§ **WORK TO COMPLETE**: Working from the line that contains "Read all visible content and emit it as JSON." down to the last line below, repeat each line exactly.

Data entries

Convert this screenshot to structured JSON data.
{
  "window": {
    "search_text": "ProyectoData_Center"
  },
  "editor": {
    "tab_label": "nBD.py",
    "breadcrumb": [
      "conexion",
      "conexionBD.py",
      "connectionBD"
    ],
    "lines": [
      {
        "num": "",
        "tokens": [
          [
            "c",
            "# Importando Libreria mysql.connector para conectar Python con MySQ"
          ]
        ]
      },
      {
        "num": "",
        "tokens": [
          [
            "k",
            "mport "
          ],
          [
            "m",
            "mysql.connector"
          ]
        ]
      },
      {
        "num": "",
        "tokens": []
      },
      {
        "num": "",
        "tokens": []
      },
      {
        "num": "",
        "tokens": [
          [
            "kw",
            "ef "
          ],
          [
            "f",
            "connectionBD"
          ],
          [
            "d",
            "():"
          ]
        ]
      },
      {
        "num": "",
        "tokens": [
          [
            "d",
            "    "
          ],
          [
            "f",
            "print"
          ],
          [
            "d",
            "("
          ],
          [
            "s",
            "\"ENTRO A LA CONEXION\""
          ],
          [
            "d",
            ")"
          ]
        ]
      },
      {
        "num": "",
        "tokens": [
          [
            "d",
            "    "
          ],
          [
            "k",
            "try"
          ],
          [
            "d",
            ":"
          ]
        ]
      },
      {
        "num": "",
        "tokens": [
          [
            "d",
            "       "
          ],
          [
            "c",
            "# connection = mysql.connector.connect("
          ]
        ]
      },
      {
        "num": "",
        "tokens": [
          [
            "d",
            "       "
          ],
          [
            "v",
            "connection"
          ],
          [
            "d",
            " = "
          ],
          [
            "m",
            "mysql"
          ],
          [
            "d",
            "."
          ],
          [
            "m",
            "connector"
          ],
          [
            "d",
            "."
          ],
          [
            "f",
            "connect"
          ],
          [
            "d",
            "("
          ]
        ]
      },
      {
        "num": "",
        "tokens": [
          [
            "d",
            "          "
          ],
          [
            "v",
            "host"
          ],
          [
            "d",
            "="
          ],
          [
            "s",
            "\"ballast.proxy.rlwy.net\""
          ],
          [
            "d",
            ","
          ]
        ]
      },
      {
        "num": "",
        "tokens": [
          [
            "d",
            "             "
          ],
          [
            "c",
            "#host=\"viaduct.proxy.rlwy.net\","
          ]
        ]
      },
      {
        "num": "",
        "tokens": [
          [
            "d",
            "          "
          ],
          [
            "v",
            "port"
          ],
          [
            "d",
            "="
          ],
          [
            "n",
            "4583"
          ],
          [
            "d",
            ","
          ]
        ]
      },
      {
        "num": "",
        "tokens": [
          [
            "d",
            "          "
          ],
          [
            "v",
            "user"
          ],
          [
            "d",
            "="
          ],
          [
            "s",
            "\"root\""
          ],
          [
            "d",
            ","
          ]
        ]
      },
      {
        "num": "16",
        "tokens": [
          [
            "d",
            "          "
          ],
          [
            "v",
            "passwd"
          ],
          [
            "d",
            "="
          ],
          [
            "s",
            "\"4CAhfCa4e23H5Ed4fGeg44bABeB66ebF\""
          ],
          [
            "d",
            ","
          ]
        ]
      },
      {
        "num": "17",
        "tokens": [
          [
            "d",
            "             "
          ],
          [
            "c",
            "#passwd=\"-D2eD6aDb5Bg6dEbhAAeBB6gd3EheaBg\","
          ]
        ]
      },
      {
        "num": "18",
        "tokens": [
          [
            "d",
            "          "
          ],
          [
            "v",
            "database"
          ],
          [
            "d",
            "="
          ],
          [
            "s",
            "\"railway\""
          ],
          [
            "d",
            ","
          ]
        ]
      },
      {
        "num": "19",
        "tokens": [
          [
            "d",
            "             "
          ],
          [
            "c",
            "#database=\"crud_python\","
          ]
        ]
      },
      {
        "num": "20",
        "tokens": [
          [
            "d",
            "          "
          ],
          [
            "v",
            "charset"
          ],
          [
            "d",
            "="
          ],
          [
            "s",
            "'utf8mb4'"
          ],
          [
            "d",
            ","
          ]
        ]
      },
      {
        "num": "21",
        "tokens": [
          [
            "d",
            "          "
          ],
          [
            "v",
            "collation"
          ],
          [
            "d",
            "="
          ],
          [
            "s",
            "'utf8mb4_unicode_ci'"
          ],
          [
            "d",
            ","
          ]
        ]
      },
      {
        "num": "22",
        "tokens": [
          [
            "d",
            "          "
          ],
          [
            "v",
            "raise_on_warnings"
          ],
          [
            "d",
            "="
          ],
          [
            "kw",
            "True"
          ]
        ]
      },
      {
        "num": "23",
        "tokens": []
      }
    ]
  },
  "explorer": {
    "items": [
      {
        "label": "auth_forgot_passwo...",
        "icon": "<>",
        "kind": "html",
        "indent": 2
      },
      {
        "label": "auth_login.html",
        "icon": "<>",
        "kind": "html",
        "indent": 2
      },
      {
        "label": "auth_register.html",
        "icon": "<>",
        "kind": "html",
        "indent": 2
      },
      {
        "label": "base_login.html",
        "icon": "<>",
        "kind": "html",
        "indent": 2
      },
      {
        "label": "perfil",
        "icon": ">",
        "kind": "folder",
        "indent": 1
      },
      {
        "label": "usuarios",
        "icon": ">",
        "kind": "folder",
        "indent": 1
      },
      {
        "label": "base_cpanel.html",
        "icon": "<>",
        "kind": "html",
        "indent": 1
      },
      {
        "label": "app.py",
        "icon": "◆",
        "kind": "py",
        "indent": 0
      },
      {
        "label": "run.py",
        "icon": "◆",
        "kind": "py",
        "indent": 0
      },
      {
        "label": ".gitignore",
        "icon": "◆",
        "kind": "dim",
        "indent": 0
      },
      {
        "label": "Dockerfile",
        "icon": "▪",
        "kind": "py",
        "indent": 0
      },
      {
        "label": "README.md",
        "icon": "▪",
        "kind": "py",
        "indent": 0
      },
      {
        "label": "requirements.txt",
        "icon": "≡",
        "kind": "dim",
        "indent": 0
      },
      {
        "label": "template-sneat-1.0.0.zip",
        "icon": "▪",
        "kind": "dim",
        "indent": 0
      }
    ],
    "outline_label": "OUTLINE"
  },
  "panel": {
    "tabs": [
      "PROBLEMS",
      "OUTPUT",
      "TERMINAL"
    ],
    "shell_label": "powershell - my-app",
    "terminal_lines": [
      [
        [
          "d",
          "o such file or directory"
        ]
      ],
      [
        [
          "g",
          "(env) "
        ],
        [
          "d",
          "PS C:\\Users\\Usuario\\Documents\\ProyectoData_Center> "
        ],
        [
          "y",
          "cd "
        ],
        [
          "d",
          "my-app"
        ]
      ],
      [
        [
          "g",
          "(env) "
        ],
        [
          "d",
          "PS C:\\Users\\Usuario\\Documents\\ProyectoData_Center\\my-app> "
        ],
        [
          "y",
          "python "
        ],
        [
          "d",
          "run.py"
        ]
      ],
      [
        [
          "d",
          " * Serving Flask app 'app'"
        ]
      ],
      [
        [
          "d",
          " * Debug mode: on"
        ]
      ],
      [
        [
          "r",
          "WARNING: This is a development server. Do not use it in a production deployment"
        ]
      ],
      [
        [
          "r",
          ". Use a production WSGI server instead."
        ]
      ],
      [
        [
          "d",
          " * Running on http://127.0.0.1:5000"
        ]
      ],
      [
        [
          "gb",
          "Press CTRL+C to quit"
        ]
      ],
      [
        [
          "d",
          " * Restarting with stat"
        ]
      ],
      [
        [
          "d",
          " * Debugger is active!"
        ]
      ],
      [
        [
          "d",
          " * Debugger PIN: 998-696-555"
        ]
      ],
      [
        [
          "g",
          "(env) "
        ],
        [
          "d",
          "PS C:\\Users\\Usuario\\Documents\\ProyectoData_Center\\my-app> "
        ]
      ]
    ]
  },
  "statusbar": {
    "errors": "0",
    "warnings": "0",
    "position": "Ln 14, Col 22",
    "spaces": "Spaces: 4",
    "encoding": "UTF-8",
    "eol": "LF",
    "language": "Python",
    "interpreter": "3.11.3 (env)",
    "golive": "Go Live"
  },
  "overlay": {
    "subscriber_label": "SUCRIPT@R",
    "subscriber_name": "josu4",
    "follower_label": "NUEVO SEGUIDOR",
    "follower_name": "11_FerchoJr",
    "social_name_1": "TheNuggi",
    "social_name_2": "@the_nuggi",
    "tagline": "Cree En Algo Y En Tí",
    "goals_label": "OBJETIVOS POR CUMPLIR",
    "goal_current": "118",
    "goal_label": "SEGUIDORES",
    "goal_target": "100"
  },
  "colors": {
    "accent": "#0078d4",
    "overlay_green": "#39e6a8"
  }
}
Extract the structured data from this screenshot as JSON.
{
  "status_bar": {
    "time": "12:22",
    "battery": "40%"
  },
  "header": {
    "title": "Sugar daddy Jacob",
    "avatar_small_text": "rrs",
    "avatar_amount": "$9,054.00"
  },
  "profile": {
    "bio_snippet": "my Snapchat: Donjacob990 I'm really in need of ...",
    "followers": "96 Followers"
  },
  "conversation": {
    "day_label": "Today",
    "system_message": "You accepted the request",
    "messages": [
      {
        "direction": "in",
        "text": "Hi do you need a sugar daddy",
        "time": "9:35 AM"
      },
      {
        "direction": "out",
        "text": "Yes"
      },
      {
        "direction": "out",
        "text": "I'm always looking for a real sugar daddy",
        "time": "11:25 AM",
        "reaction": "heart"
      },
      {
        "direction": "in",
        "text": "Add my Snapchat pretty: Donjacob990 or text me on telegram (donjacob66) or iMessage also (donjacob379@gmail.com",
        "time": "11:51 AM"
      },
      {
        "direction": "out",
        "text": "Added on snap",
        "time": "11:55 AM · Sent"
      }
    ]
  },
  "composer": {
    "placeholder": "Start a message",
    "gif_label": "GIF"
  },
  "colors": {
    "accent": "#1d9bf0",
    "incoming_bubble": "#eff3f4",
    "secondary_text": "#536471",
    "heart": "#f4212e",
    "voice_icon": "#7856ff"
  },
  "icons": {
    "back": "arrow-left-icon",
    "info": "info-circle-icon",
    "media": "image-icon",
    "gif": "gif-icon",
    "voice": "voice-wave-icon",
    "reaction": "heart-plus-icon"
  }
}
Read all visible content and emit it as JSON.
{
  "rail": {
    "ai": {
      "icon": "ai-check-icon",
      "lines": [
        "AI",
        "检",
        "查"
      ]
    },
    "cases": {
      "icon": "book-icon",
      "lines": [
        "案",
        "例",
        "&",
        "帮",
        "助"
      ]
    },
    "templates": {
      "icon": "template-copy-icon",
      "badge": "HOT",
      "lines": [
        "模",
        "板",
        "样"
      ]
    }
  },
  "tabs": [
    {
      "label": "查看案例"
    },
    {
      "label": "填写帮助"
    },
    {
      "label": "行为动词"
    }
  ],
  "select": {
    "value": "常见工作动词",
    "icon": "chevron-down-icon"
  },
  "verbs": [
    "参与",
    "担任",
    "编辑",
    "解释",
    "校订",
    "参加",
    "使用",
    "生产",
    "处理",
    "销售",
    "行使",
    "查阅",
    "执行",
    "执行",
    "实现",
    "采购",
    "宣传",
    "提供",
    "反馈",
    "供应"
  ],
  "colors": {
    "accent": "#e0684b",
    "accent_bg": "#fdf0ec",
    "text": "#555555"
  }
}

§ **COMPLETED EXERCISE**:
Read all visible content and emit it as JSON.
{
  "rail": {
    "ai": {
      "icon": "ai-check-icon",
      "lines": [
        "AI",
        "检",
        "查"
      ]
    },
    "cases": {
      "icon": "book-icon",
      "lines": [
        "案",
        "例",
        "&",
        "帮",
        "助"
      ]
    },
    "templates": {
      "icon": "template-copy-icon",
      "badge": "HOT",
      "lines": [
        "模",
        "板",
        "样"
      ]
    }
  },
  "tabs": [
    {
      "label": "查看案例"
    },
    {
      "label": "填写帮助"
    },
    {
      "label": "行为动词"
    }
  ],
  "select": {
    "value": "常见工作动词",
    "icon": "chevron-down-icon"
  },
  "verbs": [
    "参与",
    "担任",
    "编辑",
    "解释",
    "校订",
    "参加",
    "使用",
    "生产",
    "处理",
    "销售",
    "行使",
    "查阅",
    "执行",
    "执行",
    "实现",
    "采购",
    "宣传",
    "提供",
    "反馈",
    "供应"
  ],
  "colors": {
    "accent": "#e0684b",
    "accent_bg": "#fdf0ec",
    "text": "#555555"
  }
}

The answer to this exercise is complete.